--- Start SOURCE PASSAGE ---
The eruv that encompasses portions of Mahwah and Upper Saddle River is battered and bruised. The small portion that covers Mahwah, if it were not continually vandalized, is valid and allows approximately 60 families living in Airmont to carry items on Shabbat. The eruv has been operational for the past six weeks. The eruv lechis (markers) that were placed in Upper Saddle River are not part of a complete eruv at this time and do not benefit residents of Chestnut Ridge, which, like Airmont, lies just over the New York-New Jersey border. The planned eruv extension into Montvale has not yet moved forward.

On Friday, August 11, the Bergen Rockland Eruv Association, a new entity formed by the individuals associated with the South Monsey Eruv Fund for the purpose of this litigation, filed a complaint in the United States District Court of New Jersey against the Township of Mahwah. The court documents fault the township for “intentional deprivation of plaintiffs’ rights and liberties under the First and Fourteenth Amendments to the United States Constitution and multiple federal statutes (freedom to practice religion).” The previous week, the Township of Upper Saddle River was sued as well; an emergency injunction was put in place to repair what had been vandalized but to freeze all other activity. Upper Saddle River has retained the counsel of Bruce Rosen, who represented Tenafly in its eruv fight 15 years ago.
--- End SOURCE PASSAGE ---
--- Start ENTRIES SHOWN ---
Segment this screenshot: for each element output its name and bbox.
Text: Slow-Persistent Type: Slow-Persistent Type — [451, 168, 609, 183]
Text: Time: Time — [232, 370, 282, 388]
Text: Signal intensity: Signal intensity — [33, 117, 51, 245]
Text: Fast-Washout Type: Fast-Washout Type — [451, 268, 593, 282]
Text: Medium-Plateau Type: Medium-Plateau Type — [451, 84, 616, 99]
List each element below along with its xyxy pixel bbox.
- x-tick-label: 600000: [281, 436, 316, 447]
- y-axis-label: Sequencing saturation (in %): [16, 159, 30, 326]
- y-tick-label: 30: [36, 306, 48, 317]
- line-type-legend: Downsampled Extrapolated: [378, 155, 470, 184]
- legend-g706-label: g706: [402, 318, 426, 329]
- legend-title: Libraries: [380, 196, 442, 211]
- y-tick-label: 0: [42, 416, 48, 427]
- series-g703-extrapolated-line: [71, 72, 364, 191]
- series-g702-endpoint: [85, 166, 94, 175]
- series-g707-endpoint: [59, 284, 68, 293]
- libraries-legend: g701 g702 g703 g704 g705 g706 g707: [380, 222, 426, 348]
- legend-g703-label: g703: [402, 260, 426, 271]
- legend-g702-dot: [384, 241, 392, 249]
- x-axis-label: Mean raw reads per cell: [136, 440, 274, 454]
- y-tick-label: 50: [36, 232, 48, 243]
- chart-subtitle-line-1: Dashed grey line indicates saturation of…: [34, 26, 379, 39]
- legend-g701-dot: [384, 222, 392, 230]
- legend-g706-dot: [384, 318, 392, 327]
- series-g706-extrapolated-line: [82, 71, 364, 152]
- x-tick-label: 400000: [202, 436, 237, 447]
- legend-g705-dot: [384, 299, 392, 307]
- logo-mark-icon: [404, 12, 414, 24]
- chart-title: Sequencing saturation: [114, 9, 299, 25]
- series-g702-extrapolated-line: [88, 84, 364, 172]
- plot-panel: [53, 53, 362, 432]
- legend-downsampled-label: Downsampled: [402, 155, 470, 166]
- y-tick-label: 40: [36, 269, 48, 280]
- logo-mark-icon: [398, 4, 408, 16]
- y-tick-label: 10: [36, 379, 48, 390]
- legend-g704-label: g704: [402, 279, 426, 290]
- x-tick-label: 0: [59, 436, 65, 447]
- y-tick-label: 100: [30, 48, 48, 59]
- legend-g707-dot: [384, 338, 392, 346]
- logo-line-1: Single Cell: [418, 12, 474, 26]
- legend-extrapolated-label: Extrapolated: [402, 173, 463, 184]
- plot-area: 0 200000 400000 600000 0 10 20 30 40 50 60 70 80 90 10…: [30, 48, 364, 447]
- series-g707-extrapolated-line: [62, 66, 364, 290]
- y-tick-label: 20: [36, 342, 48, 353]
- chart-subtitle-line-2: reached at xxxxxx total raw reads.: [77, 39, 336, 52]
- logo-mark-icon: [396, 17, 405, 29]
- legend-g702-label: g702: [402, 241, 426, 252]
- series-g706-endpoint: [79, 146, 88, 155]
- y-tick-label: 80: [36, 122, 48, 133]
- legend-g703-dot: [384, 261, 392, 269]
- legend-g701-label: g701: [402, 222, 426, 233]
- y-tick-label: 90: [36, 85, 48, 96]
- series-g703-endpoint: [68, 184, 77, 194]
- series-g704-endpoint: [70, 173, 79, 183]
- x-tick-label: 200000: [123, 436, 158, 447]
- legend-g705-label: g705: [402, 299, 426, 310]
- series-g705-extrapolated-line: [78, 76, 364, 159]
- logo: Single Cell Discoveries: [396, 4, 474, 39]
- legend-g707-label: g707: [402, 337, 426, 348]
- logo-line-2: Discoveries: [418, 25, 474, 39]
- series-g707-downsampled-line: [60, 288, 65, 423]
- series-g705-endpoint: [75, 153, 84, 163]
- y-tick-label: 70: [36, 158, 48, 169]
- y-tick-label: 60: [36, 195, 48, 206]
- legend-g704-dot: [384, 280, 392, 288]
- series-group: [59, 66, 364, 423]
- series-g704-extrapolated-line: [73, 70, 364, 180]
--- End ENTRIES SHOWN ---
TASK LIST
**a)** Please retype the passage about the Mahwah eruv in full, word for word.
**b)** Edit the labeled box entries starting at the first entry line and ending at the line containing "Text: Fast-Washout Type: Fast-Washout", replacing "screenshot" with "image" and leaving everything else unchanged. Give only those lines.
The passage about the Mahwah eruv and the labeled box entries have no connection to each other.

TASK-BY-TASK RESULTS
**a)**
The eruv that encompasses portions of Mahwah and Upper Saddle River is battered and bruised. The small portion that covers Mahwah, if it were not continually vandalized, is valid and allows approximately 60 families living in Airmont to carry items on Shabbat. The eruv has been operational for the past six weeks. The eruv lechis (markers) that were placed in Upper Saddle River are not part of a complete eruv at this time and do not benefit residents of Chestnut Ridge, which, like Airmont, lies just over the New York-New Jersey border. The planned eruv extension into Montvale has not yet moved forward.

On Friday, August 11, the Bergen Rockland Eruv Association, a new entity formed by the individuals associated with the South Monsey Eruv Fund for the purpose of this litigation, filed a complaint in the United States District Court of New Jersey against the Township of Mahwah. The court documents fault the township for “intentional deprivation of plaintiffs’ rights and liberties under the First and Fourteenth Amendments to the United States Constitution and multiple federal statutes (freedom to practice religion).” The previous week, the Township of Upper Saddle River was sued as well; an emergency injunction was put in place to repair what had been vandalized but to freeze all other activity. Upper Saddle River has retained the counsel of Bruce Rosen, who represented Tenafly in its eruv fight 15 years ago.

**b)**
Segment this image: for each element output its name and bbox.
Text: Slow-Persistent Type: Slow-Persistent Type — [451, 168, 609, 183]
Text: Time: Time — [232, 370, 282, 388]
Text: Signal intensity: Signal intensity — [33, 117, 51, 245]
Text: Fast-Washout Type: Fast-Washout Type — [451, 268, 593, 282]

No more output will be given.